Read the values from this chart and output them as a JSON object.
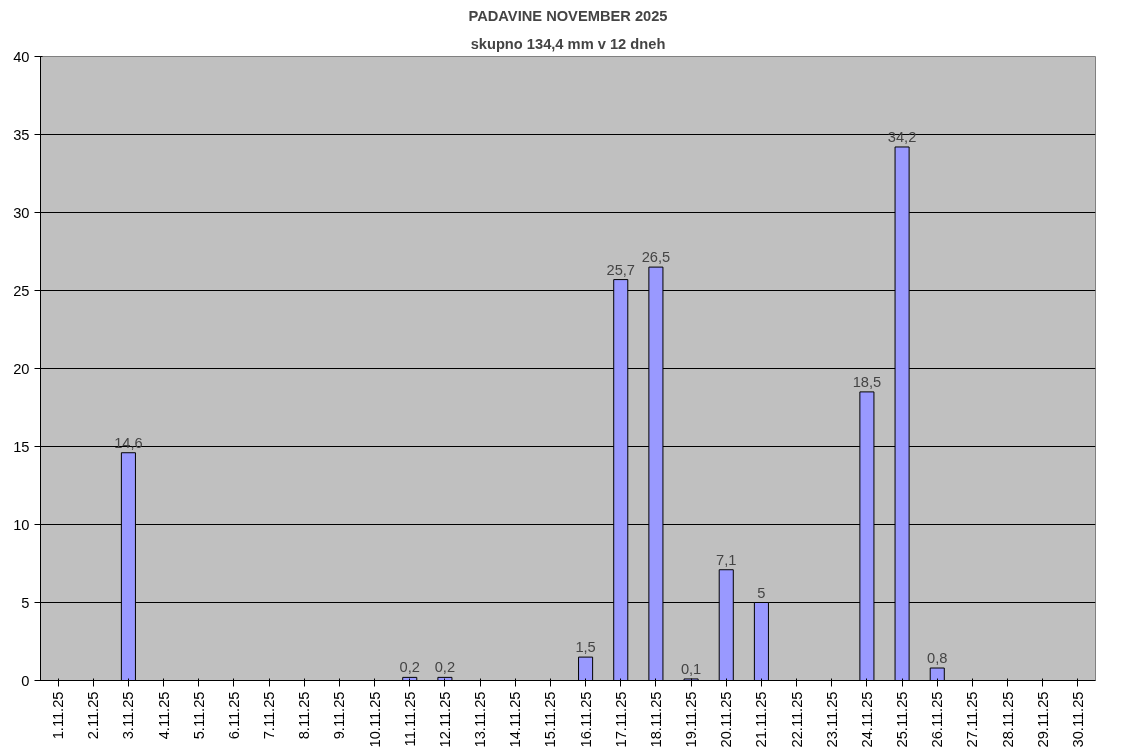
{
  "chart_data": {
    "type": "bar",
    "title": "PADAVINE NOVEMBER 2025",
    "subtitle": "skupno 134,4 mm v 12 dneh",
    "categories": [
      "1.11.25",
      "2.11.25",
      "3.11.25",
      "4.11.25",
      "5.11.25",
      "6.11.25",
      "7.11.25",
      "8.11.25",
      "9.11.25",
      "10.11.25",
      "11.11.25",
      "12.11.25",
      "13.11.25",
      "14.11.25",
      "15.11.25",
      "16.11.25",
      "17.11.25",
      "18.11.25",
      "19.11.25",
      "20.11.25",
      "21.11.25",
      "22.11.25",
      "23.11.25",
      "24.11.25",
      "25.11.25",
      "26.11.25",
      "27.11.25",
      "28.11.25",
      "29.11.25",
      "30.11.25"
    ],
    "values": [
      null,
      null,
      14.6,
      null,
      null,
      null,
      null,
      null,
      null,
      null,
      0.2,
      0.2,
      null,
      null,
      null,
      1.5,
      25.7,
      26.5,
      0.1,
      7.1,
      5,
      null,
      null,
      18.5,
      34.2,
      0.8,
      null,
      null,
      null,
      null
    ],
    "value_labels": [
      null,
      null,
      "14,6",
      null,
      null,
      null,
      null,
      null,
      null,
      null,
      "0,2",
      "0,2",
      null,
      null,
      null,
      "1,5",
      "25,7",
      "26,5",
      "0,1",
      "7,1",
      "5",
      null,
      null,
      "18,5",
      "34,2",
      "0,8",
      null,
      null,
      null,
      null
    ],
    "color": "#9999ff",
    "ylim": [
      0,
      40
    ],
    "yticks": [
      0,
      5,
      10,
      15,
      20,
      25,
      30,
      35,
      40
    ],
    "grid": "y"
  }
}
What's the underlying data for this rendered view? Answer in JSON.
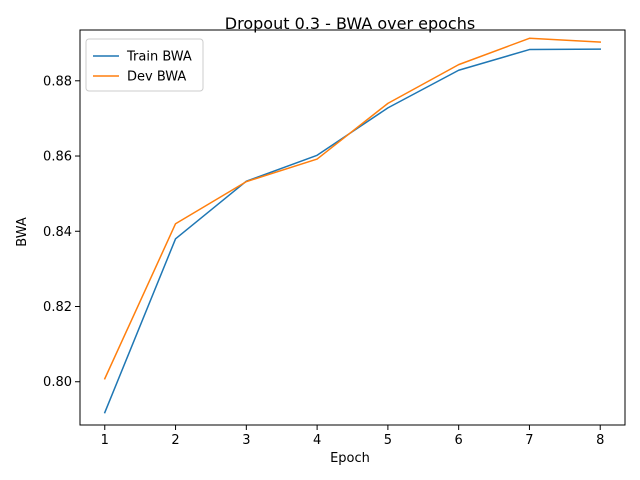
{
  "chart_data": {
    "type": "line",
    "title": "Dropout 0.3 - BWA over epochs",
    "xlabel": "Epoch",
    "ylabel": "BWA",
    "x": [
      1,
      2,
      3,
      4,
      5,
      6,
      7,
      8
    ],
    "xticks": [
      "1",
      "2",
      "3",
      "4",
      "5",
      "6",
      "7",
      "8"
    ],
    "yticks": [
      "0.80",
      "0.82",
      "0.84",
      "0.86",
      "0.88"
    ],
    "xlim": [
      0.65,
      8.35
    ],
    "ylim": [
      0.7885,
      0.8935
    ],
    "grid": false,
    "legend_position": "top-left",
    "series": [
      {
        "name": "Train BWA",
        "color": "#1f77b4",
        "values": [
          0.7918,
          0.838,
          0.8533,
          0.8602,
          0.8728,
          0.8828,
          0.8883,
          0.8884
        ]
      },
      {
        "name": "Dev BWA",
        "color": "#ff7f0e",
        "values": [
          0.8008,
          0.842,
          0.8532,
          0.8592,
          0.874,
          0.8843,
          0.8913,
          0.8903
        ]
      }
    ]
  }
}
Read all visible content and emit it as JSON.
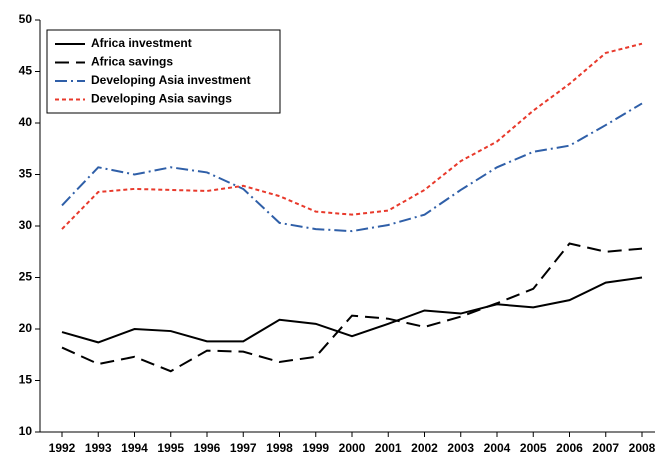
{
  "chart_data": {
    "type": "line",
    "categories": [
      "1992",
      "1993",
      "1994",
      "1995",
      "1996",
      "1997",
      "1998",
      "1999",
      "2000",
      "2001",
      "2002",
      "2003",
      "2004",
      "2005",
      "2006",
      "2007",
      "2008"
    ],
    "series": [
      {
        "name": "Africa investment",
        "color": "#000000",
        "dash": "solid",
        "values": [
          19.7,
          18.7,
          20.0,
          19.8,
          18.8,
          18.8,
          20.9,
          20.5,
          19.3,
          20.5,
          21.8,
          21.5,
          22.4,
          22.1,
          22.8,
          24.5,
          25.0
        ]
      },
      {
        "name": "Africa savings",
        "color": "#000000",
        "dash": "dashed",
        "values": [
          18.2,
          16.6,
          17.3,
          15.9,
          17.9,
          17.8,
          16.8,
          17.3,
          21.3,
          21.0,
          20.2,
          21.2,
          22.5,
          23.9,
          28.3,
          27.5,
          27.8
        ]
      },
      {
        "name": "Developing Asia investment",
        "color": "#2f5fa8",
        "dash": "dashdot",
        "values": [
          32.0,
          35.7,
          35.0,
          35.7,
          35.2,
          33.6,
          30.3,
          29.7,
          29.5,
          30.1,
          31.1,
          33.5,
          35.7,
          37.2,
          37.8,
          39.8,
          41.9
        ]
      },
      {
        "name": "Developing Asia savings",
        "color": "#e8392b",
        "dash": "dotted",
        "values": [
          29.7,
          33.3,
          33.6,
          33.5,
          33.4,
          33.9,
          32.9,
          31.4,
          31.1,
          31.5,
          33.5,
          36.3,
          38.2,
          41.2,
          43.8,
          46.8,
          47.7
        ]
      }
    ],
    "ylim": [
      10,
      50
    ],
    "yticks": [
      10,
      15,
      20,
      25,
      30,
      35,
      40,
      45,
      50
    ],
    "grid": false,
    "legend": "upper left"
  }
}
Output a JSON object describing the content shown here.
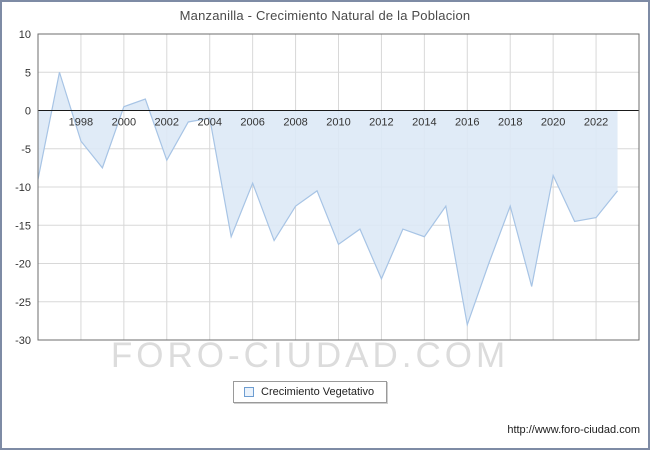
{
  "title": "Manzanilla - Crecimiento Natural de la Poblacion",
  "watermark": "FORO-CIUDAD.COM",
  "footer_url": "http://www.foro-ciudad.com",
  "legend": {
    "label": "Crecimiento Vegetativo"
  },
  "colors": {
    "frame": "#7e8ba5",
    "plot_border": "#6e6e6e",
    "grid": "#d8d8d8",
    "zero_axis": "#1a1a1a",
    "area_fill": "#dde9f6",
    "line": "#a7c4e5",
    "tick_label": "#333333",
    "legend_marker": "#6d9dd1",
    "watermark": "#dcdcdc",
    "title": "#4a4a4a"
  },
  "chart_data": {
    "type": "area",
    "title": "Manzanilla - Crecimiento Natural de la Poblacion",
    "xlabel": "",
    "ylabel": "",
    "x": [
      1996,
      1997,
      1998,
      1999,
      2000,
      2001,
      2002,
      2003,
      2004,
      2005,
      2006,
      2007,
      2008,
      2009,
      2010,
      2011,
      2012,
      2013,
      2014,
      2015,
      2016,
      2017,
      2018,
      2019,
      2020,
      2021,
      2022,
      2023
    ],
    "series": [
      {
        "name": "Crecimiento Vegetativo",
        "values": [
          -9,
          5,
          -4,
          -7.5,
          0.5,
          1.5,
          -6.5,
          -1.5,
          -1,
          -16.5,
          -9.5,
          -17,
          -12.5,
          -10.5,
          -17.5,
          -15.5,
          -22,
          -15.5,
          -16.5,
          -12.5,
          -28,
          -20,
          -12.5,
          -23,
          -8.5,
          -14.5,
          -14,
          -10.5
        ]
      }
    ],
    "xlim": [
      1996,
      2024
    ],
    "ylim": [
      -30,
      10
    ],
    "xticks": [
      1998,
      2000,
      2002,
      2004,
      2006,
      2008,
      2010,
      2012,
      2014,
      2016,
      2018,
      2020,
      2022
    ],
    "yticks": [
      10,
      5,
      0,
      -5,
      -10,
      -15,
      -20,
      -25,
      -30
    ],
    "grid": true,
    "fill_to": 0,
    "legend_position": "bottom"
  }
}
::::
> [WHAT IS REQUIRED]
Every line of text is to be repeated exactly; pictures are left out.

> [CORRECT OUTPUT]
Read the values from this chart and output them as a JSON object.
{
  "chart_data": {
    "type": "bar",
    "title": "PADAVINE NOVEMBER 2025",
    "subtitle": "skupno 134,4 mm v 12 dneh",
    "categories": [
      "1.11.25",
      "2.11.25",
      "3.11.25",
      "4.11.25",
      "5.11.25",
      "6.11.25",
      "7.11.25",
      "8.11.25",
      "9.11.25",
      "10.11.25",
      "11.11.25",
      "12.11.25",
      "13.11.25",
      "14.11.25",
      "15.11.25",
      "16.11.25",
      "17.11.25",
      "18.11.25",
      "19.11.25",
      "20.11.25",
      "21.11.25",
      "22.11.25",
      "23.11.25",
      "24.11.25",
      "25.11.25",
      "26.11.25",
      "27.11.25",
      "28.11.25",
      "29.11.25",
      "30.11.25"
    ],
    "values": [
      null,
      null,
      14.6,
      null,
      null,
      null,
      null,
      null,
      null,
      null,
      0.2,
      0.2,
      null,
      null,
      null,
      1.5,
      25.7,
      26.5,
      0.1,
      7.1,
      5,
      null,
      null,
      18.5,
      34.2,
      0.8,
      null,
      null,
      null,
      null
    ],
    "value_labels": [
      null,
      null,
      "14,6",
      null,
      null,
      null,
      null,
      null,
      null,
      null,
      "0,2",
      "0,2",
      null,
      null,
      null,
      "1,5",
      "25,7",
      "26,5",
      "0,1",
      "7,1",
      "5",
      null,
      null,
      "18,5",
      "34,2",
      "0,8",
      null,
      null,
      null,
      null
    ],
    "color": "#9999ff",
    "ylim": [
      0,
      40
    ],
    "yticks": [
      0,
      5,
      10,
      15,
      20,
      25,
      30,
      35,
      40
    ],
    "grid": "y"
  }
}
What's the underlying data for this rendered view? Answer in JSON.
{
  "chart_data": {
    "type": "line",
    "title": "Dropout 0.3 - BWA over epochs",
    "xlabel": "Epoch",
    "ylabel": "BWA",
    "x": [
      1,
      2,
      3,
      4,
      5,
      6,
      7,
      8
    ],
    "xticks": [
      "1",
      "2",
      "3",
      "4",
      "5",
      "6",
      "7",
      "8"
    ],
    "yticks": [
      "0.80",
      "0.82",
      "0.84",
      "0.86",
      "0.88"
    ],
    "xlim": [
      0.65,
      8.35
    ],
    "ylim": [
      0.7885,
      0.8935
    ],
    "grid": false,
    "legend_position": "top-left",
    "series": [
      {
        "name": "Train BWA",
        "color": "#1f77b4",
        "values": [
          0.7918,
          0.838,
          0.8533,
          0.8602,
          0.8728,
          0.8828,
          0.8883,
          0.8884
        ]
      },
      {
        "name": "Dev BWA",
        "color": "#ff7f0e",
        "values": [
          0.8008,
          0.842,
          0.8532,
          0.8592,
          0.874,
          0.8843,
          0.8913,
          0.8903
        ]
      }
    ]
  }
}
Read all visible content and emit it as JSON.
{
  "chart_data": {
    "type": "line",
    "categories": [
      "1992",
      "1993",
      "1994",
      "1995",
      "1996",
      "1997",
      "1998",
      "1999",
      "2000",
      "2001",
      "2002",
      "2003",
      "2004",
      "2005",
      "2006",
      "2007",
      "2008"
    ],
    "series": [
      {
        "name": "Africa investment",
        "color": "#000000",
        "dash": "solid",
        "values": [
          19.7,
          18.7,
          20.0,
          19.8,
          18.8,
          18.8,
          20.9,
          20.5,
          19.3,
          20.5,
          21.8,
          21.5,
          22.4,
          22.1,
          22.8,
          24.5,
          25.0
        ]
      },
      {
        "name": "Africa savings",
        "color": "#000000",
        "dash": "dashed",
        "values": [
          18.2,
          16.6,
          17.3,
          15.9,
          17.9,
          17.8,
          16.8,
          17.3,
          21.3,
          21.0,
          20.2,
          21.2,
          22.5,
          23.9,
          28.3,
          27.5,
          27.8
        ]
      },
      {
        "name": "Developing Asia investment",
        "color": "#2f5fa8",
        "dash": "dashdot",
        "values": [
          32.0,
          35.7,
          35.0,
          35.7,
          35.2,
          33.6,
          30.3,
          29.7,
          29.5,
          30.1,
          31.1,
          33.5,
          35.7,
          37.2,
          37.8,
          39.8,
          41.9
        ]
      },
      {
        "name": "Developing Asia savings",
        "color": "#e8392b",
        "dash": "dotted",
        "values": [
          29.7,
          33.3,
          33.6,
          33.5,
          33.4,
          33.9,
          32.9,
          31.4,
          31.1,
          31.5,
          33.5,
          36.3,
          38.2,
          41.2,
          43.8,
          46.8,
          47.7
        ]
      }
    ],
    "ylim": [
      10,
      50
    ],
    "yticks": [
      10,
      15,
      20,
      25,
      30,
      35,
      40,
      45,
      50
    ],
    "grid": false,
    "legend": "upper left"
  }
}
Output a JSON object describing the content shown here.
{
  "title": "Manzanilla - Crecimiento Natural de la Poblacion",
  "watermark": "FORO-CIUDAD.COM",
  "footer_url": "http://www.foro-ciudad.com",
  "legend": {
    "label": "Crecimiento Vegetativo"
  },
  "colors": {
    "frame": "#7e8ba5",
    "plot_border": "#6e6e6e",
    "grid": "#d8d8d8",
    "zero_axis": "#1a1a1a",
    "area_fill": "#dde9f6",
    "line": "#a7c4e5",
    "tick_label": "#333333",
    "legend_marker": "#6d9dd1",
    "watermark": "#dcdcdc",
    "title": "#4a4a4a"
  },
  "chart_data": {
    "type": "area",
    "title": "Manzanilla - Crecimiento Natural de la Poblacion",
    "xlabel": "",
    "ylabel": "",
    "x": [
      1996,
      1997,
      1998,
      1999,
      2000,
      2001,
      2002,
      2003,
      2004,
      2005,
      2006,
      2007,
      2008,
      2009,
      2010,
      2011,
      2012,
      2013,
      2014,
      2015,
      2016,
      2017,
      2018,
      2019,
      2020,
      2021,
      2022,
      2023
    ],
    "series": [
      {
        "name": "Crecimiento Vegetativo",
        "values": [
          -9,
          5,
          -4,
          -7.5,
          0.5,
          1.5,
          -6.5,
          -1.5,
          -1,
          -16.5,
          -9.5,
          -17,
          -12.5,
          -10.5,
          -17.5,
          -15.5,
          -22,
          -15.5,
          -16.5,
          -12.5,
          -28,
          -20,
          -12.5,
          -23,
          -8.5,
          -14.5,
          -14,
          -10.5
        ]
      }
    ],
    "xlim": [
      1996,
      2024
    ],
    "ylim": [
      -30,
      10
    ],
    "xticks": [
      1998,
      2000,
      2002,
      2004,
      2006,
      2008,
      2010,
      2012,
      2014,
      2016,
      2018,
      2020,
      2022
    ],
    "yticks": [
      10,
      5,
      0,
      -5,
      -10,
      -15,
      -20,
      -25,
      -30
    ],
    "grid": true,
    "fill_to": 0,
    "legend_position": "bottom"
  }
}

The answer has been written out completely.